THE REQUEST:
Keep every line where the word "this" appears; drop the rest.

DATA SECTION:
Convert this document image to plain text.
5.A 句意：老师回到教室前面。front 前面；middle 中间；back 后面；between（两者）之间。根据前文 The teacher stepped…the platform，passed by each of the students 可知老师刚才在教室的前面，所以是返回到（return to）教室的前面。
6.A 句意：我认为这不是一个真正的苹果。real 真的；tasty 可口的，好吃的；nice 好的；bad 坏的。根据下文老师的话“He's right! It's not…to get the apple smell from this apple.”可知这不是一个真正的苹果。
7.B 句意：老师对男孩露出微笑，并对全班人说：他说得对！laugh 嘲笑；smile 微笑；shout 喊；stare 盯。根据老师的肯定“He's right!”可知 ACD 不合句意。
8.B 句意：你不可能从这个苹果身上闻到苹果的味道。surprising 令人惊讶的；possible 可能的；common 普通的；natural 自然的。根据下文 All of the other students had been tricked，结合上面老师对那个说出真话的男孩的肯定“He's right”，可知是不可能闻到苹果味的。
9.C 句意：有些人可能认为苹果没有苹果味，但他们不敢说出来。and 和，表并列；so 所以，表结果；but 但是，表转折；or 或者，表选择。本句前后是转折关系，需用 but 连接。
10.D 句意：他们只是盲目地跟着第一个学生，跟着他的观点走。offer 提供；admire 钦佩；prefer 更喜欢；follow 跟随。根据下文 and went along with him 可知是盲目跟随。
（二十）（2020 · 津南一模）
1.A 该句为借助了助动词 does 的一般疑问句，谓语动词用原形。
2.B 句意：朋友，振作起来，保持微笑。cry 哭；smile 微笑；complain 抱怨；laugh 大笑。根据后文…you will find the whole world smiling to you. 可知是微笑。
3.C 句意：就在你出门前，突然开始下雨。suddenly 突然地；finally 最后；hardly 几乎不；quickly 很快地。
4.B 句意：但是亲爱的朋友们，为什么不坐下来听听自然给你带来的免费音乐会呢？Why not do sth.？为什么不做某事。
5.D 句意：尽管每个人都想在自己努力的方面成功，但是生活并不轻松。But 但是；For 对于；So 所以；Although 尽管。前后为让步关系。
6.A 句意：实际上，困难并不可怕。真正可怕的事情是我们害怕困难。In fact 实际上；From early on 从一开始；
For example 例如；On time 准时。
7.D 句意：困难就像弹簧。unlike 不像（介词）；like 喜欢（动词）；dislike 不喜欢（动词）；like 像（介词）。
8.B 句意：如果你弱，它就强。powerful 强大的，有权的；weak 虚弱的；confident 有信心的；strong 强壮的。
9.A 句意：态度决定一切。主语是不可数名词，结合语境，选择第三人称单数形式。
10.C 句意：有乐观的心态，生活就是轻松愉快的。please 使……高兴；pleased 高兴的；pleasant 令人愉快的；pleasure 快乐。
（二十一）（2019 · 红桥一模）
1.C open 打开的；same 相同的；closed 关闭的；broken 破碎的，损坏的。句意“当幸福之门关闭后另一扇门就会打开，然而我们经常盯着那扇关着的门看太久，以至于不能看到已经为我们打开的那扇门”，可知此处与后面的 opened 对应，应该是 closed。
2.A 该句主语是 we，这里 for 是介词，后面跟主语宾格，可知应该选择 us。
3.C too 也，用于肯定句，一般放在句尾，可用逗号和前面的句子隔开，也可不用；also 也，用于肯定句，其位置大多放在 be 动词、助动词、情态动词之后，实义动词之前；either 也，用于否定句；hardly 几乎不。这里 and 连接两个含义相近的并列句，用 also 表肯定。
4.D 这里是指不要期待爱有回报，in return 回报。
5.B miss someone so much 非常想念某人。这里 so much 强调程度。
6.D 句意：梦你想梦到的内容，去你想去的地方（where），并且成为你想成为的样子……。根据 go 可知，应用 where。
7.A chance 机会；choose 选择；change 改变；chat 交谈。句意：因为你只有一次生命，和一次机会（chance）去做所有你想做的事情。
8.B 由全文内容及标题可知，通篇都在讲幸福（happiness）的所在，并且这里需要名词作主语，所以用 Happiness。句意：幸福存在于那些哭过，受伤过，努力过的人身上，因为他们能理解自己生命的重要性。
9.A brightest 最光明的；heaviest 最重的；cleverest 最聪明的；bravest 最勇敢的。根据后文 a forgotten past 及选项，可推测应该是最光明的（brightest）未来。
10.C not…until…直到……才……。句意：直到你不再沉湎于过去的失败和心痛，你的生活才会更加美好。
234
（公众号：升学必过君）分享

FULL SOLUTION:
Convert this document image to plain text.
6.A 句意：我认为这不是一个真正的苹果。real 真的；tasty 可口的，好吃的；nice 好的；bad 坏的。根据下文老师的话“He's right! It's not…to get the apple smell from this apple.”可知这不是一个真正的苹果。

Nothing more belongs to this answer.